--- start of Listing ---

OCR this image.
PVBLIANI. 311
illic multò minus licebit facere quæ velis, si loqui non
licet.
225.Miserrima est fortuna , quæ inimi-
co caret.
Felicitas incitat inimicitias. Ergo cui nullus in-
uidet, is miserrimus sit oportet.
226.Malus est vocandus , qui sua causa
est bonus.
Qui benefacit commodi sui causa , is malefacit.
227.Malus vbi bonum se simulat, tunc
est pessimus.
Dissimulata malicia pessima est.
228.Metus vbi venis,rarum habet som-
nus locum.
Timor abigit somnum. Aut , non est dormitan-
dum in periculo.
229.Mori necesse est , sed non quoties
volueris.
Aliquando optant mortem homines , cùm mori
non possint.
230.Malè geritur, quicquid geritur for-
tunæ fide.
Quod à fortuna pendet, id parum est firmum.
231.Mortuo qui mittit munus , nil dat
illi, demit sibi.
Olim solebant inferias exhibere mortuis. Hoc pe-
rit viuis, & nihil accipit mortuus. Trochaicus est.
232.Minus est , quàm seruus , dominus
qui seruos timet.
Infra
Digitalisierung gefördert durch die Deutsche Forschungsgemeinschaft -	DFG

--- end of Listing ---

Stated task = Your task is to extract all of the records exactly.

Output below =
OCR this image.
PVBLIANI. 311
illic multò minus licebit facere quæ velis, si loqui non
licet.
225.Miserrima est fortuna , quæ inimi-
co caret.
Felicitas incitat inimicitias. Ergo cui nullus in-
uidet, is miserrimus sit oportet.
226.Malus est vocandus , qui sua causa
est bonus.
Qui benefacit commodi sui causa , is malefacit.
227.Malus vbi bonum se simulat, tunc
est pessimus.
Dissimulata malicia pessima est.
228.Metus vbi venis,rarum habet som-
nus locum.
Timor abigit somnum. Aut , non est dormitan-
dum in periculo.
229.Mori necesse est , sed non quoties
volueris.
Aliquando optant mortem homines , cùm mori
non possint.
230.Malè geritur, quicquid geritur for-
tunæ fide.
Quod à fortuna pendet, id parum est firmum.
231.Mortuo qui mittit munus , nil dat
illi, demit sibi.
Olim solebant inferias exhibere mortuis. Hoc pe-
rit viuis, & nihil accipit mortuus. Trochaicus est.
232.Minus est , quàm seruus , dominus
qui seruos timet.
Infra
Digitalisierung gefördert durch die Deutsche Forschungsgemeinschaft -	DFG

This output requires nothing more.